• [Task prompt]:
All the data below goes into the copy word for word, but the pictures don't.

• [Material for this task]:
☆ ☆ ☆ ☆ ☆

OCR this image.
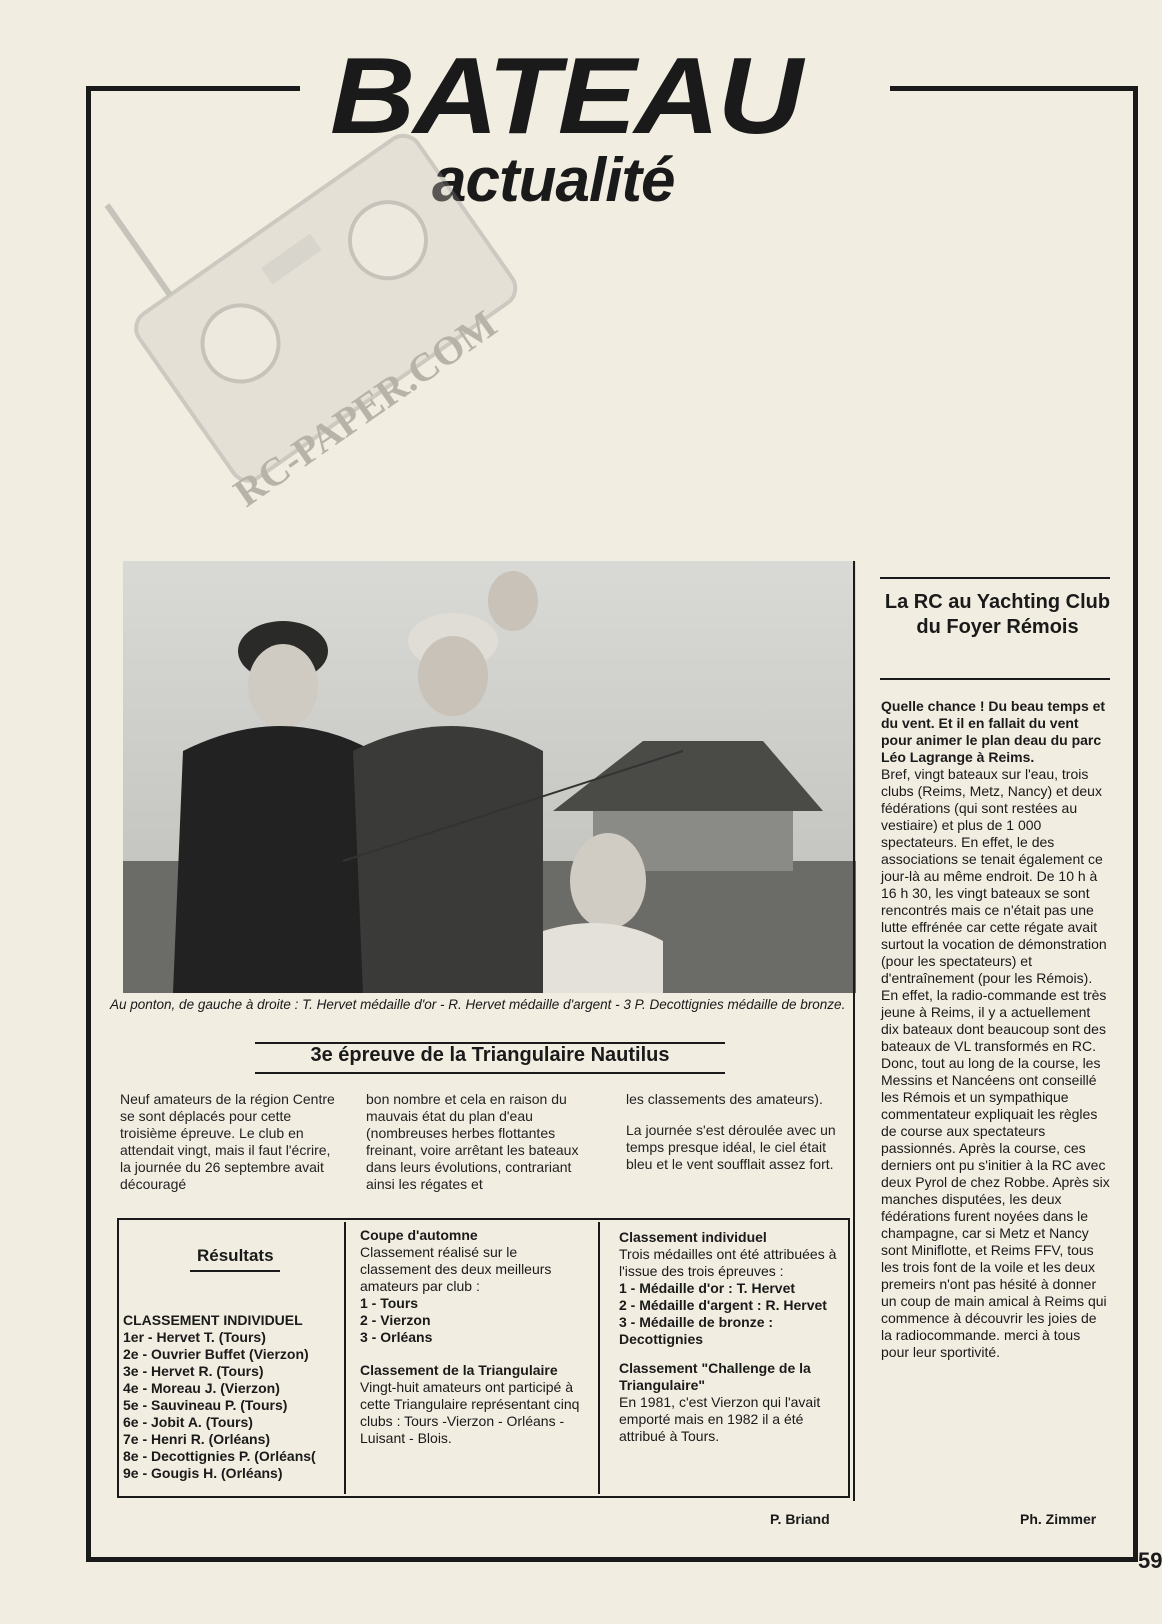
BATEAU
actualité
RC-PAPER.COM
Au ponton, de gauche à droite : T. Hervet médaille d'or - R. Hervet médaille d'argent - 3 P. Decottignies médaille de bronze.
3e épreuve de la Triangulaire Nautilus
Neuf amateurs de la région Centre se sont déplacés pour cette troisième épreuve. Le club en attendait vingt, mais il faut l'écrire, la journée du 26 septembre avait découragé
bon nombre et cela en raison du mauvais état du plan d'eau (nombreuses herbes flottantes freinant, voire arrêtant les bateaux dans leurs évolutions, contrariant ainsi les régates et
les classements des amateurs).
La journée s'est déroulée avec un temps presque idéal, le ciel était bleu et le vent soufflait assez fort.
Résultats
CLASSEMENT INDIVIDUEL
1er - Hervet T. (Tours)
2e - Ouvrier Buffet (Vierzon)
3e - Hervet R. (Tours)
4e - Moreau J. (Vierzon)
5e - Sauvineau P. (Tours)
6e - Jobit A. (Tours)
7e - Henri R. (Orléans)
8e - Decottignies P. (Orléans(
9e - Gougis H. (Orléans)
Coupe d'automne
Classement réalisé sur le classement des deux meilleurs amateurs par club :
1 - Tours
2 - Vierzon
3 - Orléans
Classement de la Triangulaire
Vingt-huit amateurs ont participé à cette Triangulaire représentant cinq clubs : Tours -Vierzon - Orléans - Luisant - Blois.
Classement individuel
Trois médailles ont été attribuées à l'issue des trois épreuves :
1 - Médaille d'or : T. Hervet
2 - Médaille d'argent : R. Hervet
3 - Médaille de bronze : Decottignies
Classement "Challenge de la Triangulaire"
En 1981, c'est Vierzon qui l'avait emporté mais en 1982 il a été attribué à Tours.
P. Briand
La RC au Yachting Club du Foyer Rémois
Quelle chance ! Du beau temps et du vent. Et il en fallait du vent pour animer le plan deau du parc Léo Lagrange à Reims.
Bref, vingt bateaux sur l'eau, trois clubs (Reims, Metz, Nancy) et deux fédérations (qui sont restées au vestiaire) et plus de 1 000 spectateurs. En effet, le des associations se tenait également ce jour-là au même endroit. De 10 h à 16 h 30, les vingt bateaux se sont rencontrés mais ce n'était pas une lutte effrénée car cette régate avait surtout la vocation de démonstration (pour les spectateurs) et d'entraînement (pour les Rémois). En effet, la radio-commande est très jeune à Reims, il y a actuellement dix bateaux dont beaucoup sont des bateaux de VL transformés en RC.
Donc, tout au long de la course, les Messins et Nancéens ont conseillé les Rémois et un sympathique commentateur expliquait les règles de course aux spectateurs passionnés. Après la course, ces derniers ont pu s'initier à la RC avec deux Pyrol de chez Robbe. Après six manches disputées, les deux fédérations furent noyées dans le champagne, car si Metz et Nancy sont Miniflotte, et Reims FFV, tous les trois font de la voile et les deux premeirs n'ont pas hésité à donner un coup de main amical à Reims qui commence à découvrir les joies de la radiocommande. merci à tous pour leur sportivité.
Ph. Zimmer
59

☆ ☆ ☆ ☆ ☆

• [Answer for this exercise]:
OCR this image.
BATEAU
actualité
RC-PAPER.COM
Au ponton, de gauche à droite : T. Hervet médaille d'or - R. Hervet médaille d'argent - 3 P. Decottignies médaille de bronze.
3e épreuve de la Triangulaire Nautilus
Neuf amateurs de la région Centre se sont déplacés pour cette troisième épreuve. Le club en attendait vingt, mais il faut l'écrire, la journée du 26 septembre avait découragé
bon nombre et cela en raison du mauvais état du plan d'eau (nombreuses herbes flottantes freinant, voire arrêtant les bateaux dans leurs évolutions, contrariant ainsi les régates et
les classements des amateurs).
La journée s'est déroulée avec un temps presque idéal, le ciel était bleu et le vent soufflait assez fort.
Résultats
CLASSEMENT INDIVIDUEL
1er - Hervet T. (Tours)
2e - Ouvrier Buffet (Vierzon)
3e - Hervet R. (Tours)
4e - Moreau J. (Vierzon)
5e - Sauvineau P. (Tours)
6e - Jobit A. (Tours)
7e - Henri R. (Orléans)
8e - Decottignies P. (Orléans(
9e - Gougis H. (Orléans)
Coupe d'automne
Classement réalisé sur le classement des deux meilleurs amateurs par club :
1 - Tours
2 - Vierzon
3 - Orléans
Classement de la Triangulaire
Vingt-huit amateurs ont participé à cette Triangulaire représentant cinq clubs : Tours -Vierzon - Orléans - Luisant - Blois.
Classement individuel
Trois médailles ont été attribuées à l'issue des trois épreuves :
1 - Médaille d'or : T. Hervet
2 - Médaille d'argent : R. Hervet
3 - Médaille de bronze : Decottignies
Classement "Challenge de la Triangulaire"
En 1981, c'est Vierzon qui l'avait emporté mais en 1982 il a été attribué à Tours.
P. Briand
La RC au Yachting Club du Foyer Rémois
Quelle chance ! Du beau temps et du vent. Et il en fallait du vent pour animer le plan deau du parc Léo Lagrange à Reims.
Bref, vingt bateaux sur l'eau, trois clubs (Reims, Metz, Nancy) et deux fédérations (qui sont restées au vestiaire) et plus de 1 000 spectateurs. En effet, le des associations se tenait également ce jour-là au même endroit. De 10 h à 16 h 30, les vingt bateaux se sont rencontrés mais ce n'était pas une lutte effrénée car cette régate avait surtout la vocation de démonstration (pour les spectateurs) et d'entraînement (pour les Rémois). En effet, la radio-commande est très jeune à Reims, il y a actuellement dix bateaux dont beaucoup sont des bateaux de VL transformés en RC.
Donc, tout au long de la course, les Messins et Nancéens ont conseillé les Rémois et un sympathique commentateur expliquait les règles de course aux spectateurs passionnés. Après la course, ces derniers ont pu s'initier à la RC avec deux Pyrol de chez Robbe. Après six manches disputées, les deux fédérations furent noyées dans le champagne, car si Metz et Nancy sont Miniflotte, et Reims FFV, tous les trois font de la voile et les deux premeirs n'ont pas hésité à donner un coup de main amical à Reims qui commence à découvrir les joies de la radiocommande. merci à tous pour leur sportivité.
Ph. Zimmer
59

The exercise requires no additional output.